● **Information provided**:
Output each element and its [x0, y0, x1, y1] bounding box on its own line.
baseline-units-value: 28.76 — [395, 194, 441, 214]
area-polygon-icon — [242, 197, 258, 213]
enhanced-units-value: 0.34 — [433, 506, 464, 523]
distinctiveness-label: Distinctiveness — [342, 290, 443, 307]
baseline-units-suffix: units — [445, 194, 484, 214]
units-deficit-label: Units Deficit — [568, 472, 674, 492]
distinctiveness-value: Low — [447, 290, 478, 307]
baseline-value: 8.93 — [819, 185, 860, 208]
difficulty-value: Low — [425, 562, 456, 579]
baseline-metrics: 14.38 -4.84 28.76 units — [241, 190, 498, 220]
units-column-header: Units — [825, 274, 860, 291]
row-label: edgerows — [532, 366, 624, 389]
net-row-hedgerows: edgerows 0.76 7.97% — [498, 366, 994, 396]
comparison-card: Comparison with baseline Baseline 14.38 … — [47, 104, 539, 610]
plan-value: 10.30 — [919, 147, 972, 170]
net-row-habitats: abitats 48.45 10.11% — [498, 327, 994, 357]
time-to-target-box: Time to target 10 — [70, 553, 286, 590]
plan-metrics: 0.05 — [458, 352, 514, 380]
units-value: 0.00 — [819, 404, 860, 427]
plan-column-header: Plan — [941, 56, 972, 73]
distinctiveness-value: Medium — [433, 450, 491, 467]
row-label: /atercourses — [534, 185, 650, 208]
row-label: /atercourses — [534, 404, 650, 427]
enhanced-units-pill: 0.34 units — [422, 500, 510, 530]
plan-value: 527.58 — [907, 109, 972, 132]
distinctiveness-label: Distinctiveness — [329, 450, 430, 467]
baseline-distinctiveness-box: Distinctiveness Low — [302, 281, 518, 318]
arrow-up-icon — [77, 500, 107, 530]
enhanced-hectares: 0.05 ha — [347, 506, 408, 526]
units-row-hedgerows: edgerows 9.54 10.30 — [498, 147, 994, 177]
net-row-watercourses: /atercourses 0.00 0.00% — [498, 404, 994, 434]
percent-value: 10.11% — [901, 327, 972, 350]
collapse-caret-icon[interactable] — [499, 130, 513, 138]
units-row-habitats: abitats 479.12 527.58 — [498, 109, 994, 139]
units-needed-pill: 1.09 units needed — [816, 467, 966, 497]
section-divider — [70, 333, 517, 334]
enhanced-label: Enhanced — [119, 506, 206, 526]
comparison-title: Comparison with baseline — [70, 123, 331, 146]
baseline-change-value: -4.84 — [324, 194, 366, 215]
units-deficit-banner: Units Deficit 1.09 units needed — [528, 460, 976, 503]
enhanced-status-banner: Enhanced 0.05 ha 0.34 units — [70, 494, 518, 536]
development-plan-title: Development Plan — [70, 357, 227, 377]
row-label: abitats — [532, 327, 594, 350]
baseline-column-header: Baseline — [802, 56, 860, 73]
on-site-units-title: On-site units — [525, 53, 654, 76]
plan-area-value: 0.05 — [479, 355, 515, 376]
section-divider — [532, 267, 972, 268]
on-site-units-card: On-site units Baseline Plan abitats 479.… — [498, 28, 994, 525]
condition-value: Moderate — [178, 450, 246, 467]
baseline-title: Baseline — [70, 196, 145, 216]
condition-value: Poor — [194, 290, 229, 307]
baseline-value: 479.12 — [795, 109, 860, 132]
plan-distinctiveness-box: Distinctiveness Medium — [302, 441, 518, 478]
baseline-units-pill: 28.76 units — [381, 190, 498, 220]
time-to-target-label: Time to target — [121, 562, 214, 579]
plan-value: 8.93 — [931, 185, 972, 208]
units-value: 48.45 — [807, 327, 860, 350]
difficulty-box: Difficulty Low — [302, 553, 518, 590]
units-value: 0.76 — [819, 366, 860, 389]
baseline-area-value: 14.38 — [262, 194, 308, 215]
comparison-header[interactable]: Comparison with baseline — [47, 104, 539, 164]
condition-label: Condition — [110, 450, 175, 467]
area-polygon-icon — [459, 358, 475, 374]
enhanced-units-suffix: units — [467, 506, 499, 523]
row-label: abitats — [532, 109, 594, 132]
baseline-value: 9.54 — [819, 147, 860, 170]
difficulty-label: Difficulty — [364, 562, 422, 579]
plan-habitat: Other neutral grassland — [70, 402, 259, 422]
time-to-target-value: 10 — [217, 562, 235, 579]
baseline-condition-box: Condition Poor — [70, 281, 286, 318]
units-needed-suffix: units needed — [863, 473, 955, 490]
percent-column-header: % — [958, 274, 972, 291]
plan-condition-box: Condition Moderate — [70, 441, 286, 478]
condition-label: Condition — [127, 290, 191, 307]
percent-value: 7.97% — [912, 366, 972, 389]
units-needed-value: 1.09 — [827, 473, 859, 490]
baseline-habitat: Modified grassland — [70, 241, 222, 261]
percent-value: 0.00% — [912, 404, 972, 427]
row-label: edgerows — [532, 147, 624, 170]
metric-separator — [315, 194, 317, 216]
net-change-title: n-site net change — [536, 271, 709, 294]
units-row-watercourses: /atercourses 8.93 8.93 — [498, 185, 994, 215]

● **Request**: Please return all of the lines above, from the first through the last, each one copied character for character.

● **Solution**:
Output each element and its [x0, y0, x1, y1] bounding box on its own line.
baseline-units-value: 28.76 — [395, 194, 441, 214]
area-polygon-icon — [242, 197, 258, 213]
enhanced-units-value: 0.34 — [433, 506, 464, 523]
distinctiveness-label: Distinctiveness — [342, 290, 443, 307]
baseline-units-suffix: units — [445, 194, 484, 214]
units-deficit-label: Units Deficit — [568, 472, 674, 492]
distinctiveness-value: Low — [447, 290, 478, 307]
baseline-value: 8.93 — [819, 185, 860, 208]
difficulty-value: Low — [425, 562, 456, 579]
baseline-metrics: 14.38 -4.84 28.76 units — [241, 190, 498, 220]
units-column-header: Units — [825, 274, 860, 291]
row-label: edgerows — [532, 366, 624, 389]
net-row-hedgerows: edgerows 0.76 7.97% — [498, 366, 994, 396]
comparison-card: Comparison with baseline Baseline 14.38 … — [47, 104, 539, 610]
plan-value: 10.30 — [919, 147, 972, 170]
net-row-habitats: abitats 48.45 10.11% — [498, 327, 994, 357]
time-to-target-box: Time to target 10 — [70, 553, 286, 590]
plan-metrics: 0.05 — [458, 352, 514, 380]
units-value: 0.00 — [819, 404, 860, 427]
plan-column-header: Plan — [941, 56, 972, 73]
distinctiveness-value: Medium — [433, 450, 491, 467]
row-label: /atercourses — [534, 185, 650, 208]
row-label: /atercourses — [534, 404, 650, 427]
enhanced-units-pill: 0.34 units — [422, 500, 510, 530]
plan-value: 527.58 — [907, 109, 972, 132]
distinctiveness-label: Distinctiveness — [329, 450, 430, 467]
baseline-distinctiveness-box: Distinctiveness Low — [302, 281, 518, 318]
arrow-up-icon — [77, 500, 107, 530]
enhanced-hectares: 0.05 ha — [347, 506, 408, 526]
units-row-hedgerows: edgerows 9.54 10.30 — [498, 147, 994, 177]
net-row-watercourses: /atercourses 0.00 0.00% — [498, 404, 994, 434]
percent-value: 10.11% — [901, 327, 972, 350]
collapse-caret-icon[interactable] — [499, 130, 513, 138]
units-row-habitats: abitats 479.12 527.58 — [498, 109, 994, 139]
units-needed-pill: 1.09 units needed — [816, 467, 966, 497]
section-divider — [70, 333, 517, 334]
enhanced-label: Enhanced — [119, 506, 206, 526]
comparison-title: Comparison with baseline — [70, 123, 331, 146]
baseline-change-value: -4.84 — [324, 194, 366, 215]
units-deficit-banner: Units Deficit 1.09 units needed — [528, 460, 976, 503]
enhanced-status-banner: Enhanced 0.05 ha 0.34 units — [70, 494, 518, 536]
development-plan-title: Development Plan — [70, 357, 227, 377]
row-label: abitats — [532, 327, 594, 350]
baseline-column-header: Baseline — [802, 56, 860, 73]
on-site-units-title: On-site units — [525, 53, 654, 76]
plan-area-value: 0.05 — [479, 355, 515, 376]
section-divider — [532, 267, 972, 268]
on-site-units-card: On-site units Baseline Plan abitats 479.… — [498, 28, 994, 525]
condition-value: Moderate — [178, 450, 246, 467]
baseline-title: Baseline — [70, 196, 145, 216]
condition-value: Poor — [194, 290, 229, 307]
baseline-value: 479.12 — [795, 109, 860, 132]
plan-distinctiveness-box: Distinctiveness Medium — [302, 441, 518, 478]
baseline-units-pill: 28.76 units — [381, 190, 498, 220]
time-to-target-label: Time to target — [121, 562, 214, 579]
plan-value: 8.93 — [931, 185, 972, 208]
units-value: 48.45 — [807, 327, 860, 350]
difficulty-box: Difficulty Low — [302, 553, 518, 590]
units-value: 0.76 — [819, 366, 860, 389]
baseline-area-value: 14.38 — [262, 194, 308, 215]
comparison-header[interactable]: Comparison with baseline — [47, 104, 539, 164]
condition-label: Condition — [110, 450, 175, 467]
area-polygon-icon — [459, 358, 475, 374]
enhanced-units-suffix: units — [467, 506, 499, 523]
row-label: abitats — [532, 109, 594, 132]
baseline-value: 9.54 — [819, 147, 860, 170]
difficulty-label: Difficulty — [364, 562, 422, 579]
plan-habitat: Other neutral grassland — [70, 402, 259, 422]
time-to-target-value: 10 — [217, 562, 235, 579]
baseline-condition-box: Condition Poor — [70, 281, 286, 318]
units-needed-suffix: units needed — [863, 473, 955, 490]
percent-column-header: % — [958, 274, 972, 291]
plan-condition-box: Condition Moderate — [70, 441, 286, 478]
condition-label: Condition — [127, 290, 191, 307]
percent-value: 7.97% — [912, 366, 972, 389]
units-needed-value: 1.09 — [827, 473, 859, 490]
baseline-habitat: Modified grassland — [70, 241, 222, 261]
percent-value: 0.00% — [912, 404, 972, 427]
row-label: edgerows — [532, 147, 624, 170]
metric-separator — [315, 194, 317, 216]
net-change-title: n-site net change — [536, 271, 709, 294]
units-row-watercourses: /atercourses 8.93 8.93 — [498, 185, 994, 215]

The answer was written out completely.